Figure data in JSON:

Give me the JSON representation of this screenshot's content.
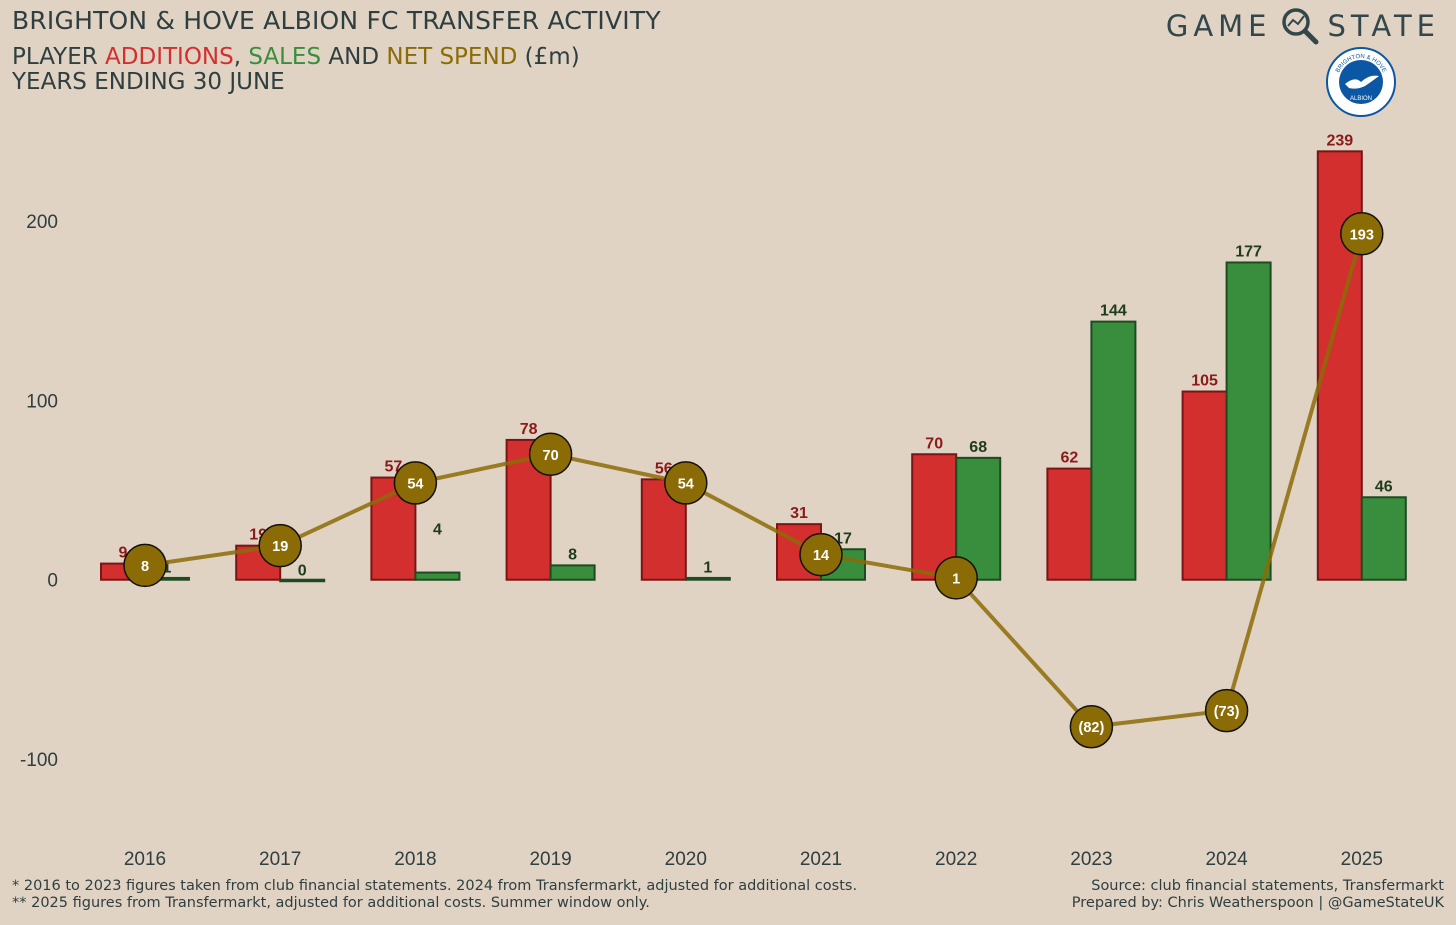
{
  "header": {
    "title": "BRIGHTON & HOVE ALBION FC TRANSFER ACTIVITY",
    "subtitle_prefix": "PLAYER ",
    "subtitle_additions": "ADDITIONS",
    "subtitle_sep1": ", ",
    "subtitle_sales": "SALES",
    "subtitle_sep2": " AND ",
    "subtitle_net": "NET SPEND",
    "subtitle_suffix": " (£m)",
    "subtitle_line2": "YEARS ENDING 30 JUNE"
  },
  "brand": {
    "left_word": "GAME",
    "right_word": "STATE",
    "icon": "magnifier-chart-icon",
    "crest": {
      "icon": "brighton-crest-icon",
      "top_text": "BRIGHTON & HOVE",
      "bottom_text": "ALBION"
    }
  },
  "colors": {
    "background": "#e0d3c4",
    "additions": "#d32f2f",
    "sales": "#388e3c",
    "net_spend": "#8b6b06",
    "additions_label": "#8b1a1a",
    "sales_label": "#1f3b1f"
  },
  "chart_data": {
    "type": "bar",
    "categories": [
      "2016",
      "2017",
      "2018",
      "2019",
      "2020",
      "2021",
      "2022",
      "2023",
      "2024",
      "2025"
    ],
    "series": [
      {
        "name": "ADDITIONS",
        "kind": "bar",
        "values": [
          9,
          19,
          57,
          78,
          56,
          31,
          70,
          62,
          105,
          239
        ],
        "labels": [
          "9",
          "19",
          "57",
          "78",
          "56",
          "31",
          "70",
          "62",
          "105",
          "239"
        ]
      },
      {
        "name": "SALES",
        "kind": "bar",
        "values": [
          1,
          0,
          4,
          8,
          1,
          17,
          68,
          144,
          177,
          46
        ],
        "labels": [
          "1",
          "0",
          "4",
          "8",
          "1",
          "17",
          "68",
          "144",
          "177",
          "46"
        ]
      },
      {
        "name": "NET SPEND",
        "kind": "line",
        "values": [
          8,
          19,
          54,
          70,
          54,
          14,
          1,
          -82,
          -73,
          193
        ],
        "labels": [
          "8",
          "19",
          "54",
          "70",
          "54",
          "14",
          "1",
          "(82)",
          "(73)",
          "193"
        ]
      }
    ],
    "y_ticks": [
      {
        "value": 200,
        "label": "200"
      },
      {
        "value": 100,
        "label": "100"
      },
      {
        "value": 0,
        "label": "0"
      },
      {
        "value": -100,
        "label": "-100"
      }
    ],
    "ylim": [
      -148,
      247
    ],
    "grid": false,
    "legend": "in subtitle"
  },
  "footer": {
    "note1": "* 2016 to 2023 figures taken from club financial statements. 2024 from Transfermarkt, adjusted for additional costs.",
    "note2": "** 2025 figures from Transfermarkt, adjusted for additional costs. Summer window only.",
    "source": "Source: club financial statements, Transfermarkt",
    "prepared": "Prepared by: Chris Weatherspoon | @GameStateUK"
  }
}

* **Written task**:
All records should be output exactly, with the pictures left out.

* **Result of the task**:
Give me the JSON representation of this screenshot's content.
{
  "header": {
    "title": "BRIGHTON & HOVE ALBION FC TRANSFER ACTIVITY",
    "subtitle_prefix": "PLAYER ",
    "subtitle_additions": "ADDITIONS",
    "subtitle_sep1": ", ",
    "subtitle_sales": "SALES",
    "subtitle_sep2": " AND ",
    "subtitle_net": "NET SPEND",
    "subtitle_suffix": " (£m)",
    "subtitle_line2": "YEARS ENDING 30 JUNE"
  },
  "brand": {
    "left_word": "GAME",
    "right_word": "STATE",
    "icon": "magnifier-chart-icon",
    "crest": {
      "icon": "brighton-crest-icon",
      "top_text": "BRIGHTON & HOVE",
      "bottom_text": "ALBION"
    }
  },
  "colors": {
    "background": "#e0d3c4",
    "additions": "#d32f2f",
    "sales": "#388e3c",
    "net_spend": "#8b6b06",
    "additions_label": "#8b1a1a",
    "sales_label": "#1f3b1f"
  },
  "chart_data": {
    "type": "bar",
    "categories": [
      "2016",
      "2017",
      "2018",
      "2019",
      "2020",
      "2021",
      "2022",
      "2023",
      "2024",
      "2025"
    ],
    "series": [
      {
        "name": "ADDITIONS",
        "kind": "bar",
        "values": [
          9,
          19,
          57,
          78,
          56,
          31,
          70,
          62,
          105,
          239
        ],
        "labels": [
          "9",
          "19",
          "57",
          "78",
          "56",
          "31",
          "70",
          "62",
          "105",
          "239"
        ]
      },
      {
        "name": "SALES",
        "kind": "bar",
        "values": [
          1,
          0,
          4,
          8,
          1,
          17,
          68,
          144,
          177,
          46
        ],
        "labels": [
          "1",
          "0",
          "4",
          "8",
          "1",
          "17",
          "68",
          "144",
          "177",
          "46"
        ]
      },
      {
        "name": "NET SPEND",
        "kind": "line",
        "values": [
          8,
          19,
          54,
          70,
          54,
          14,
          1,
          -82,
          -73,
          193
        ],
        "labels": [
          "8",
          "19",
          "54",
          "70",
          "54",
          "14",
          "1",
          "(82)",
          "(73)",
          "193"
        ]
      }
    ],
    "y_ticks": [
      {
        "value": 200,
        "label": "200"
      },
      {
        "value": 100,
        "label": "100"
      },
      {
        "value": 0,
        "label": "0"
      },
      {
        "value": -100,
        "label": "-100"
      }
    ],
    "ylim": [
      -148,
      247
    ],
    "grid": false,
    "legend": "in subtitle"
  },
  "footer": {
    "note1": "* 2016 to 2023 figures taken from club financial statements. 2024 from Transfermarkt, adjusted for additional costs.",
    "note2": "** 2025 figures from Transfermarkt, adjusted for additional costs. Summer window only.",
    "source": "Source: club financial statements, Transfermarkt",
    "prepared": "Prepared by: Chris Weatherspoon | @GameStateUK"
  }
}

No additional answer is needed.